Write out the records again, switching every "PUBLISHED" to "ARCHIVED" and changing nothing else. Leave out the pictures.

-- BEGIN --

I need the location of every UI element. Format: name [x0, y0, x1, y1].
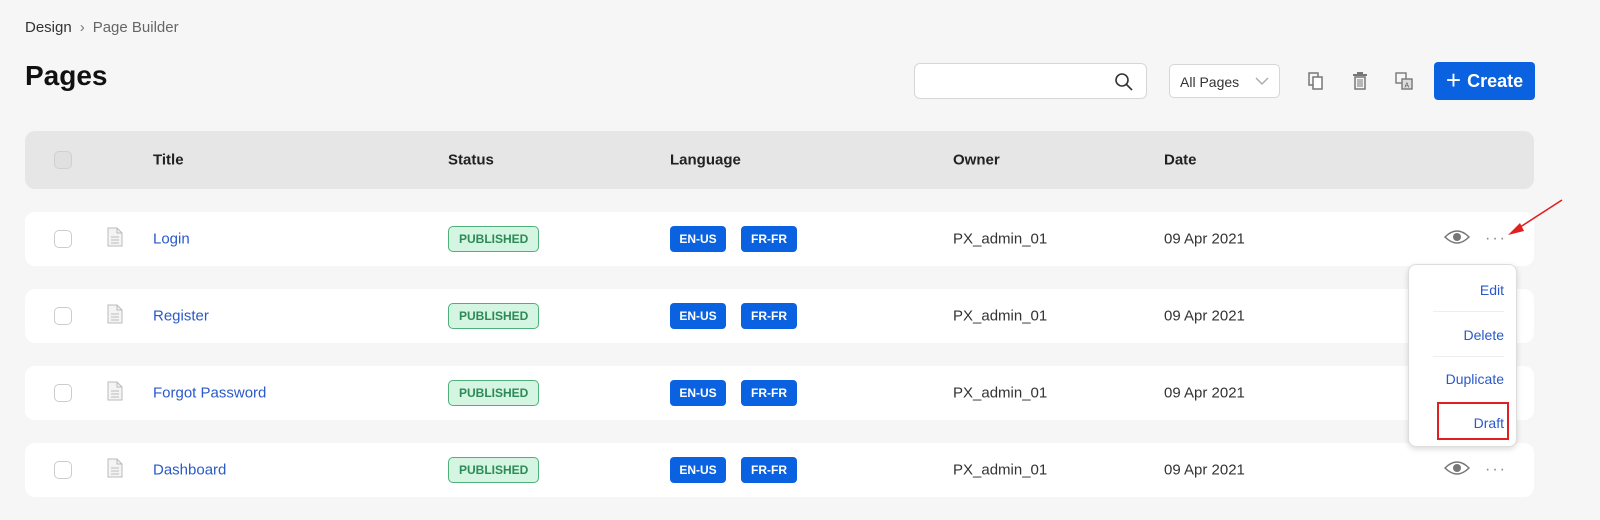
more-options-icon[interactable]: ··· — [1485, 461, 1507, 478]
chevron-right-icon: › — [79, 19, 85, 36]
table-row[interactable]: Register PUBLISHED EN-US FR-FR PX_admin_… — [25, 289, 1534, 343]
search-input[interactable] — [914, 63, 1147, 99]
column-owner[interactable]: Owner — [953, 151, 1000, 169]
language-badge: FR-FR — [741, 457, 797, 483]
document-icon — [107, 304, 123, 328]
page-title: Pages — [25, 60, 108, 91]
status-badge: PUBLISHED — [448, 303, 540, 329]
row-checkbox[interactable] — [54, 230, 72, 248]
language-badge: FR-FR — [741, 303, 797, 329]
status-badge: PUBLISHED — [448, 457, 540, 483]
column-date[interactable]: Date — [1164, 151, 1197, 169]
divider — [1433, 311, 1504, 312]
language-badge: EN-US — [670, 457, 726, 483]
trash-icon[interactable] — [1349, 70, 1371, 92]
date: 09 Apr 2021 — [1164, 461, 1245, 479]
search-icon[interactable] — [1114, 72, 1134, 92]
page-title-link[interactable]: Dashboard — [153, 461, 227, 479]
filter-selected: All Pages — [1180, 74, 1240, 90]
eye-icon[interactable] — [1443, 460, 1471, 480]
date: 09 Apr 2021 — [1164, 307, 1245, 325]
table-row[interactable]: Dashboard PUBLISHED EN-US FR-FR PX_admin… — [25, 443, 1534, 497]
owner: PX_admin_01 — [953, 384, 1048, 402]
menu-item-edit[interactable]: Edit — [1479, 282, 1504, 298]
filter-select[interactable]: All Pages — [1169, 64, 1280, 98]
language-badge: EN-US — [670, 226, 726, 252]
document-icon — [107, 227, 123, 251]
page-title-link[interactable]: Login — [153, 230, 190, 248]
row-checkbox[interactable] — [54, 307, 72, 325]
row-checkbox[interactable] — [54, 461, 72, 479]
column-language[interactable]: Language — [670, 151, 741, 169]
create-button[interactable]: + Create — [1434, 62, 1535, 100]
language-badge: EN-US — [670, 380, 726, 406]
document-icon — [107, 381, 123, 405]
row-context-menu: Edit Delete Duplicate Draft — [1408, 264, 1517, 447]
breadcrumb-design[interactable]: Design — [25, 19, 72, 36]
language-badge: FR-FR — [741, 226, 797, 252]
annotation-arrow — [1508, 199, 1563, 235]
column-title[interactable]: Title — [153, 151, 184, 169]
select-all-checkbox[interactable] — [54, 151, 72, 169]
date: 09 Apr 2021 — [1164, 384, 1245, 402]
svg-text:A: A — [1405, 83, 1410, 90]
table-header: Title Status Language Owner Date — [25, 131, 1534, 189]
menu-item-draft[interactable]: Draft — [1473, 415, 1504, 431]
menu-item-delete[interactable]: Delete — [1463, 327, 1504, 343]
owner: PX_admin_01 — [953, 461, 1048, 479]
highlight-box — [1437, 402, 1509, 440]
language-badge: FR-FR — [741, 380, 797, 406]
date: 09 Apr 2021 — [1164, 230, 1245, 248]
column-status[interactable]: Status — [448, 151, 494, 169]
more-options-icon[interactable]: ··· — [1485, 230, 1507, 247]
breadcrumb: Design › Page Builder — [25, 19, 179, 36]
table-row[interactable]: Forgot Password PUBLISHED EN-US FR-FR PX… — [25, 366, 1534, 420]
breadcrumb-page-builder: Page Builder — [92, 19, 179, 36]
document-icon — [107, 458, 123, 482]
plus-icon: + — [1445, 64, 1462, 95]
owner: PX_admin_01 — [953, 230, 1048, 248]
menu-item-duplicate[interactable]: Duplicate — [1445, 371, 1504, 387]
create-label: Create — [1467, 70, 1524, 91]
page-title-link[interactable]: Forgot Password — [153, 384, 267, 402]
translate-icon[interactable]: A — [1393, 70, 1415, 92]
chevron-down-icon — [1255, 77, 1269, 85]
language-badge: EN-US — [670, 303, 726, 329]
status-badge: PUBLISHED — [448, 380, 540, 406]
divider — [1433, 356, 1504, 357]
row-checkbox[interactable] — [54, 384, 72, 402]
table-row[interactable]: Login PUBLISHED EN-US FR-FR PX_admin_01 … — [25, 212, 1534, 266]
status-badge: PUBLISHED — [448, 226, 540, 252]
page-title-link[interactable]: Register — [153, 307, 209, 325]
eye-icon[interactable] — [1443, 229, 1471, 249]
copy-icon[interactable] — [1305, 70, 1327, 92]
owner: PX_admin_01 — [953, 307, 1048, 325]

-- END --

# Finished exercise
I need the location of every UI element. Format: name [x0, y0, x1, y1].
more-options-icon[interactable]: ··· — [1485, 461, 1507, 478]
chevron-right-icon: › — [79, 19, 85, 36]
table-row[interactable]: Register ARCHIVED EN-US FR-FR PX_admin_… — [25, 289, 1534, 343]
search-input[interactable] — [914, 63, 1147, 99]
column-owner[interactable]: Owner — [953, 151, 1000, 169]
language-badge: FR-FR — [741, 457, 797, 483]
document-icon — [107, 304, 123, 328]
page-title: Pages — [25, 60, 108, 91]
status-badge: ARCHIVED — [448, 303, 540, 329]
row-checkbox[interactable] — [54, 230, 72, 248]
language-badge: FR-FR — [741, 303, 797, 329]
status-badge: ARCHIVED — [448, 457, 540, 483]
column-date[interactable]: Date — [1164, 151, 1197, 169]
divider — [1433, 311, 1504, 312]
language-badge: EN-US — [670, 457, 726, 483]
trash-icon[interactable] — [1349, 70, 1371, 92]
date: 09 Apr 2021 — [1164, 461, 1245, 479]
search-icon[interactable] — [1114, 72, 1134, 92]
page-title-link[interactable]: Dashboard — [153, 461, 227, 479]
filter-selected: All Pages — [1180, 74, 1240, 90]
eye-icon[interactable] — [1443, 460, 1471, 480]
date: 09 Apr 2021 — [1164, 307, 1245, 325]
table-row[interactable]: Dashboard ARCHIVED EN-US FR-FR PX_admin… — [25, 443, 1534, 497]
owner: PX_admin_01 — [953, 384, 1048, 402]
menu-item-edit[interactable]: Edit — [1479, 282, 1504, 298]
filter-select[interactable]: All Pages — [1169, 64, 1280, 98]
language-badge: EN-US — [670, 226, 726, 252]
document-icon — [107, 227, 123, 251]
page-title-link[interactable]: Login — [153, 230, 190, 248]
row-checkbox[interactable] — [54, 307, 72, 325]
row-checkbox[interactable] — [54, 461, 72, 479]
column-language[interactable]: Language — [670, 151, 741, 169]
create-button[interactable]: + Create — [1434, 62, 1535, 100]
language-badge: EN-US — [670, 380, 726, 406]
document-icon — [107, 381, 123, 405]
row-context-menu: Edit Delete Duplicate Draft — [1408, 264, 1517, 447]
breadcrumb-design[interactable]: Design — [25, 19, 72, 36]
language-badge: FR-FR — [741, 226, 797, 252]
annotation-arrow — [1508, 199, 1563, 235]
column-title[interactable]: Title — [153, 151, 184, 169]
select-all-checkbox[interactable] — [54, 151, 72, 169]
date: 09 Apr 2021 — [1164, 384, 1245, 402]
svg-text:A: A — [1405, 83, 1410, 90]
table-header: Title Status Language Owner Date — [25, 131, 1534, 189]
menu-item-draft[interactable]: Draft — [1473, 415, 1504, 431]
menu-item-delete[interactable]: Delete — [1463, 327, 1504, 343]
owner: PX_admin_01 — [953, 461, 1048, 479]
highlight-box — [1437, 402, 1509, 440]
language-badge: FR-FR — [741, 380, 797, 406]
date: 09 Apr 2021 — [1164, 230, 1245, 248]
column-status[interactable]: Status — [448, 151, 494, 169]
more-options-icon[interactable]: ··· — [1485, 230, 1507, 247]
breadcrumb: Design › Page Builder — [25, 19, 179, 36]
table-row[interactable]: Forgot Password ARCHIVED EN-US FR-FR PX… — [25, 366, 1534, 420]
breadcrumb-page-builder: Page Builder — [92, 19, 179, 36]
document-icon — [107, 458, 123, 482]
plus-icon: + — [1445, 64, 1462, 95]
owner: PX_admin_01 — [953, 230, 1048, 248]
menu-item-duplicate[interactable]: Duplicate — [1445, 371, 1504, 387]
create-label: Create — [1467, 70, 1524, 91]
page-title-link[interactable]: Forgot Password — [153, 384, 267, 402]
translate-icon[interactable]: A — [1393, 70, 1415, 92]
chevron-down-icon — [1255, 77, 1269, 85]
language-badge: EN-US — [670, 303, 726, 329]
status-badge: ARCHIVED — [448, 380, 540, 406]
divider — [1433, 356, 1504, 357]
row-checkbox[interactable] — [54, 384, 72, 402]
table-row[interactable]: Login ARCHIVED EN-US FR-FR PX_admin_01 … — [25, 212, 1534, 266]
status-badge: ARCHIVED — [448, 226, 540, 252]
page-title-link[interactable]: Register — [153, 307, 209, 325]
eye-icon[interactable] — [1443, 229, 1471, 249]
copy-icon[interactable] — [1305, 70, 1327, 92]
owner: PX_admin_01 — [953, 307, 1048, 325]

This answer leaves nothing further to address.